Start Records to use
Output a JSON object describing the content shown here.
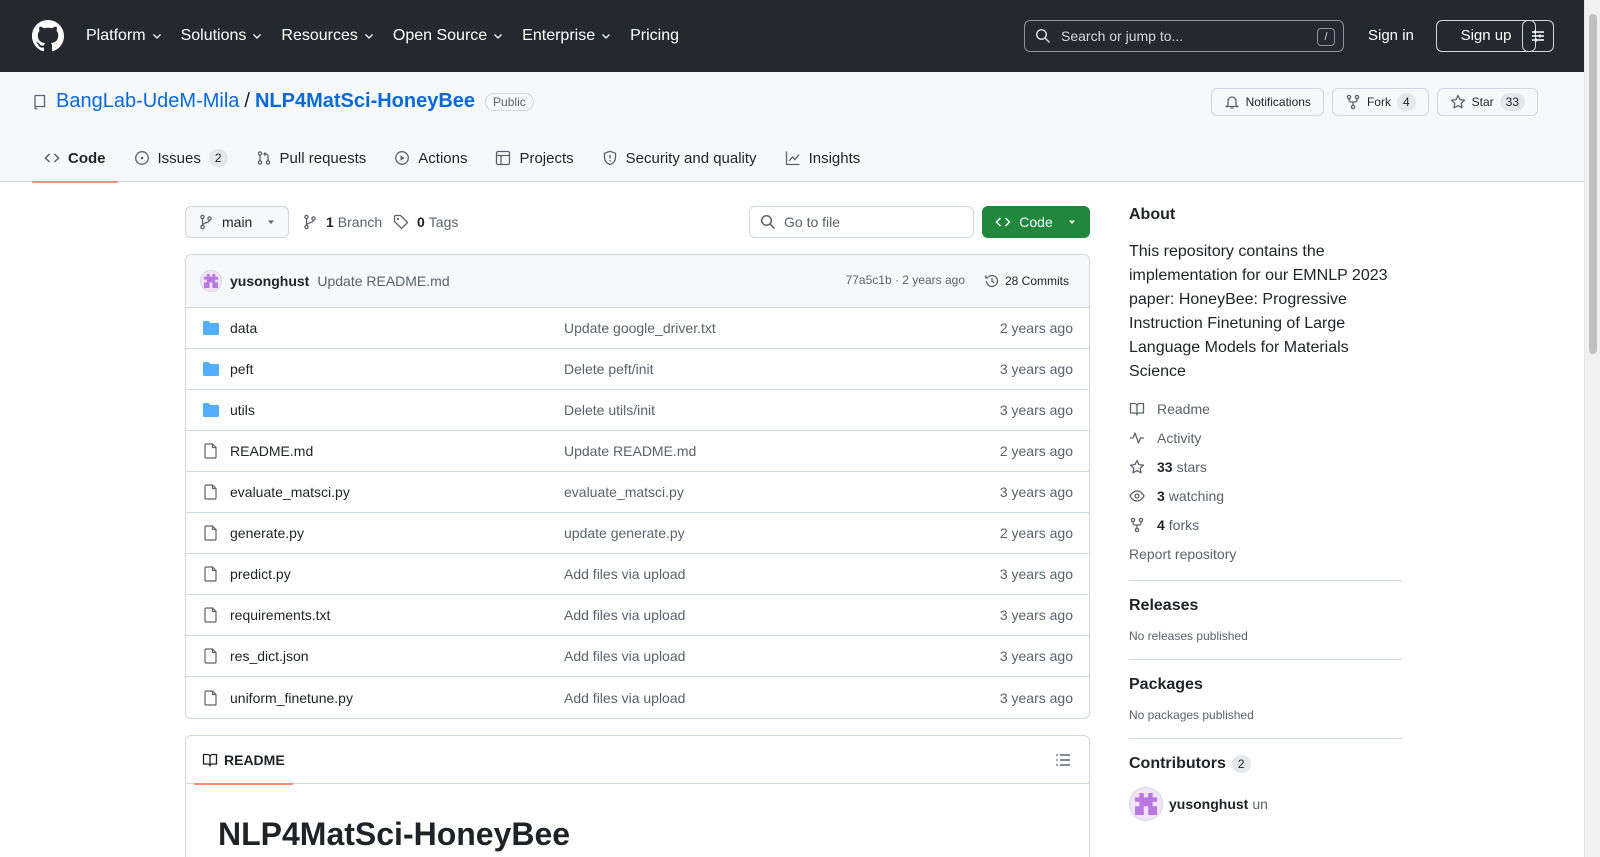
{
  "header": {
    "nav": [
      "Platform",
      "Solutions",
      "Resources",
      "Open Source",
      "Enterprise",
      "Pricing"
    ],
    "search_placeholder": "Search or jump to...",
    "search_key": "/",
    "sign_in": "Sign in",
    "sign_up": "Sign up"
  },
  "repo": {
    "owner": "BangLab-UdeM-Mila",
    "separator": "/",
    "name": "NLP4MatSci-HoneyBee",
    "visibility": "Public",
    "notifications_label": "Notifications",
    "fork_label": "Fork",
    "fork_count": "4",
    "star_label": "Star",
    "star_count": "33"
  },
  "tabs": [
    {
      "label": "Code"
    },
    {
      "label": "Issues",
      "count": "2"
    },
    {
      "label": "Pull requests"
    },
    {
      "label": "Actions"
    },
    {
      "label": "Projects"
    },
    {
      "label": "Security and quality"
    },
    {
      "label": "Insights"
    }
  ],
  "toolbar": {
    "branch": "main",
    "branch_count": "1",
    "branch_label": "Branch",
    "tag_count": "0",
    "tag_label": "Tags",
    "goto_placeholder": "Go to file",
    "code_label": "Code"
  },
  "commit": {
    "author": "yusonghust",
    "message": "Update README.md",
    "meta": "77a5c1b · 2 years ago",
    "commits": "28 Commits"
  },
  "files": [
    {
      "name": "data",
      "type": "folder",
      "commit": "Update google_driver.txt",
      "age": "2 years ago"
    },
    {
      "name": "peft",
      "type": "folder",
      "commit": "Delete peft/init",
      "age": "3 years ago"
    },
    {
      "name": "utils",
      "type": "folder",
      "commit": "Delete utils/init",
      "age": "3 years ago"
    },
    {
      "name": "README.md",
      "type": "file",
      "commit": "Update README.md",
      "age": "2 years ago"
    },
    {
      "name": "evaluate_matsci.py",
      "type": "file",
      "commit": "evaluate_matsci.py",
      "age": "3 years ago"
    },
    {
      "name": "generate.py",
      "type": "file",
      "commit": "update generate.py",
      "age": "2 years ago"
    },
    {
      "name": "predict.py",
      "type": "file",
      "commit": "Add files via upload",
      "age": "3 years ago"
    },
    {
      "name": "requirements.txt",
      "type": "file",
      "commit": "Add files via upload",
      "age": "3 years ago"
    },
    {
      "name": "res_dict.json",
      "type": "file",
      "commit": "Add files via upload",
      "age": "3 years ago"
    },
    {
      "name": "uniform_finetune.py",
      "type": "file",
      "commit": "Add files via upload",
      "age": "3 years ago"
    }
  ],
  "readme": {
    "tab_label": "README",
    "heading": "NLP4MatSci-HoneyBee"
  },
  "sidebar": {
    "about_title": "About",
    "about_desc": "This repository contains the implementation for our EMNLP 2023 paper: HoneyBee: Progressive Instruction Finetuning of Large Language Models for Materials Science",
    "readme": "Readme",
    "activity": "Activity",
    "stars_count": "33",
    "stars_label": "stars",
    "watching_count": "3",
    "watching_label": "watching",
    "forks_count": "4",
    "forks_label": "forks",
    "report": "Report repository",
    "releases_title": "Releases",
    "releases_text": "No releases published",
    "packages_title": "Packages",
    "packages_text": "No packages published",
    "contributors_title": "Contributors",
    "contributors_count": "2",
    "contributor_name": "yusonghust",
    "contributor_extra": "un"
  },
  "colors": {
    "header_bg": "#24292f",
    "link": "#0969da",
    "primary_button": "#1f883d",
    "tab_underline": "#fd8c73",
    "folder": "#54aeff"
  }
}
End Records to use
* Prompt: Please write out all of the material above without changing a word, and omit any pictures.

* Solution to this exercise:
Output a JSON object describing the content shown here.
{
  "header": {
    "nav": [
      "Platform",
      "Solutions",
      "Resources",
      "Open Source",
      "Enterprise",
      "Pricing"
    ],
    "search_placeholder": "Search or jump to...",
    "search_key": "/",
    "sign_in": "Sign in",
    "sign_up": "Sign up"
  },
  "repo": {
    "owner": "BangLab-UdeM-Mila",
    "separator": "/",
    "name": "NLP4MatSci-HoneyBee",
    "visibility": "Public",
    "notifications_label": "Notifications",
    "fork_label": "Fork",
    "fork_count": "4",
    "star_label": "Star",
    "star_count": "33"
  },
  "tabs": [
    {
      "label": "Code"
    },
    {
      "label": "Issues",
      "count": "2"
    },
    {
      "label": "Pull requests"
    },
    {
      "label": "Actions"
    },
    {
      "label": "Projects"
    },
    {
      "label": "Security and quality"
    },
    {
      "label": "Insights"
    }
  ],
  "toolbar": {
    "branch": "main",
    "branch_count": "1",
    "branch_label": "Branch",
    "tag_count": "0",
    "tag_label": "Tags",
    "goto_placeholder": "Go to file",
    "code_label": "Code"
  },
  "commit": {
    "author": "yusonghust",
    "message": "Update README.md",
    "meta": "77a5c1b · 2 years ago",
    "commits": "28 Commits"
  },
  "files": [
    {
      "name": "data",
      "type": "folder",
      "commit": "Update google_driver.txt",
      "age": "2 years ago"
    },
    {
      "name": "peft",
      "type": "folder",
      "commit": "Delete peft/init",
      "age": "3 years ago"
    },
    {
      "name": "utils",
      "type": "folder",
      "commit": "Delete utils/init",
      "age": "3 years ago"
    },
    {
      "name": "README.md",
      "type": "file",
      "commit": "Update README.md",
      "age": "2 years ago"
    },
    {
      "name": "evaluate_matsci.py",
      "type": "file",
      "commit": "evaluate_matsci.py",
      "age": "3 years ago"
    },
    {
      "name": "generate.py",
      "type": "file",
      "commit": "update generate.py",
      "age": "2 years ago"
    },
    {
      "name": "predict.py",
      "type": "file",
      "commit": "Add files via upload",
      "age": "3 years ago"
    },
    {
      "name": "requirements.txt",
      "type": "file",
      "commit": "Add files via upload",
      "age": "3 years ago"
    },
    {
      "name": "res_dict.json",
      "type": "file",
      "commit": "Add files via upload",
      "age": "3 years ago"
    },
    {
      "name": "uniform_finetune.py",
      "type": "file",
      "commit": "Add files via upload",
      "age": "3 years ago"
    }
  ],
  "readme": {
    "tab_label": "README",
    "heading": "NLP4MatSci-HoneyBee"
  },
  "sidebar": {
    "about_title": "About",
    "about_desc": "This repository contains the implementation for our EMNLP 2023 paper: HoneyBee: Progressive Instruction Finetuning of Large Language Models for Materials Science",
    "readme": "Readme",
    "activity": "Activity",
    "stars_count": "33",
    "stars_label": "stars",
    "watching_count": "3",
    "watching_label": "watching",
    "forks_count": "4",
    "forks_label": "forks",
    "report": "Report repository",
    "releases_title": "Releases",
    "releases_text": "No releases published",
    "packages_title": "Packages",
    "packages_text": "No packages published",
    "contributors_title": "Contributors",
    "contributors_count": "2",
    "contributor_name": "yusonghust",
    "contributor_extra": "un"
  },
  "colors": {
    "header_bg": "#24292f",
    "link": "#0969da",
    "primary_button": "#1f883d",
    "tab_underline": "#fd8c73",
    "folder": "#54aeff"
  }
}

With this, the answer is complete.